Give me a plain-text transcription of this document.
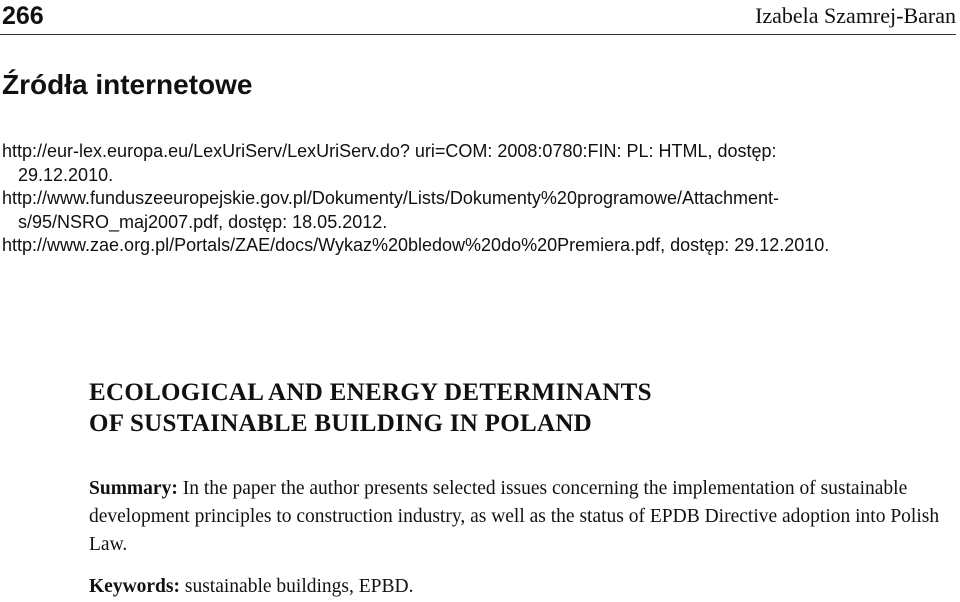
266	Izabela Szamrej-Baran
Źródła internetowe
http://eur-lex.europa.eu/LexUriServ/LexUriServ.do? uri=COM: 2008:0780:FIN: PL: HTML, dostęp:
29.12.2010.
http://www.funduszeeuropejskie.gov.pl/Dokumenty/Lists/Dokumenty%20programowe/Attachment-
s/95/NSRO_maj2007.pdf, dostęp: 18.05.2012.
http://www.zae.org.pl/Portals/ZAE/docs/Wykaz%20bledow%20do%20Premiera.pdf, dostęp: 29.12.2010.
ECOLOGICAL AND ENERGY DETERMINANTS
OF SUSTAINABLE BUILDING IN POLAND

Summary: In the paper the author presents selected issues concerning the implementation of sustainable development principles to construction industry, as well as the status of EPDB Directive adoption into Polish Law.

Keywords: sustainable buildings, EPBD.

» What is expected: Output a faithful copy of the data, with each picture left out.

» Complete output:
Give me a plain-text transcription of this document.
266	Izabela Szamrej-Baran
Źródła internetowe
http://eur-lex.europa.eu/LexUriServ/LexUriServ.do? uri=COM: 2008:0780:FIN: PL: HTML, dostęp:
29.12.2010.
http://www.funduszeeuropejskie.gov.pl/Dokumenty/Lists/Dokumenty%20programowe/Attachment-
s/95/NSRO_maj2007.pdf, dostęp: 18.05.2012.
http://www.zae.org.pl/Portals/ZAE/docs/Wykaz%20bledow%20do%20Premiera.pdf, dostęp: 29.12.2010.
ECOLOGICAL AND ENERGY DETERMINANTS
OF SUSTAINABLE BUILDING IN POLAND

Summary: In the paper the author presents selected issues concerning the implementation of sustainable development principles to construction industry, as well as the status of EPDB Directive adoption into Polish Law.

Keywords: sustainable buildings, EPBD.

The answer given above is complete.